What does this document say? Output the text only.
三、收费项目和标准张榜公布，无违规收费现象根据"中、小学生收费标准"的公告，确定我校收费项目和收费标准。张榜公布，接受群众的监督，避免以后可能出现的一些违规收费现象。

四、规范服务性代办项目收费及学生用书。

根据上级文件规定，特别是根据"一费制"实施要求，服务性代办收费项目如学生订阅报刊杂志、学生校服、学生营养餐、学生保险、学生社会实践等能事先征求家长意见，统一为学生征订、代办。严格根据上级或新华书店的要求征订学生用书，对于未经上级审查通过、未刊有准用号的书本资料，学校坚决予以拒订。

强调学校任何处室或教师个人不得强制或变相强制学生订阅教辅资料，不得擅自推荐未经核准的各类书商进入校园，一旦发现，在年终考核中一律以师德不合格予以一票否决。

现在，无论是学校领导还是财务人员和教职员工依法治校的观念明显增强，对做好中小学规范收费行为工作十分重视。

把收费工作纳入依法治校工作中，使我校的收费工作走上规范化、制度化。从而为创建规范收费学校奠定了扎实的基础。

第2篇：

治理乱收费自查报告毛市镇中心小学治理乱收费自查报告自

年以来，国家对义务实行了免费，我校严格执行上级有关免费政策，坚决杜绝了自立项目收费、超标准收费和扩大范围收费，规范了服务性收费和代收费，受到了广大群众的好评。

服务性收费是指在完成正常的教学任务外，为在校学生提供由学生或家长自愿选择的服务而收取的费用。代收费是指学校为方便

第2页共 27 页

● ● ● ● ●

▶ **The task**:
Set down every record above exactly as given.

▶ **Exercise answer**:
What does this document say? Output the text only.
三、收费项目和标准张榜公布，无违规收费现象根据"中、小学生收费标准"的公告，确定我校收费项目和收费标准。张榜公布，接受群众的监督，避免以后可能出现的一些违规收费现象。

四、规范服务性代办项目收费及学生用书。

根据上级文件规定，特别是根据"一费制"实施要求，服务性代办收费项目如学生订阅报刊杂志、学生校服、学生营养餐、学生保险、学生社会实践等能事先征求家长意见，统一为学生征订、代办。严格根据上级或新华书店的要求征订学生用书，对于未经上级审查通过、未刊有准用号的书本资料，学校坚决予以拒订。

强调学校任何处室或教师个人不得强制或变相强制学生订阅教辅资料，不得擅自推荐未经核准的各类书商进入校园，一旦发现，在年终考核中一律以师德不合格予以一票否决。

现在，无论是学校领导还是财务人员和教职员工依法治校的观念明显增强，对做好中小学规范收费行为工作十分重视。

把收费工作纳入依法治校工作中，使我校的收费工作走上规范化、制度化。从而为创建规范收费学校奠定了扎实的基础。

第2篇：

治理乱收费自查报告毛市镇中心小学治理乱收费自查报告自

年以来，国家对义务实行了免费，我校严格执行上级有关免费政策，坚决杜绝了自立项目收费、超标准收费和扩大范围收费，规范了服务性收费和代收费，受到了广大群众的好评。

服务性收费是指在完成正常的教学任务外，为在校学生提供由学生或家长自愿选择的服务而收取的费用。代收费是指学校为方便

第2页共 27 页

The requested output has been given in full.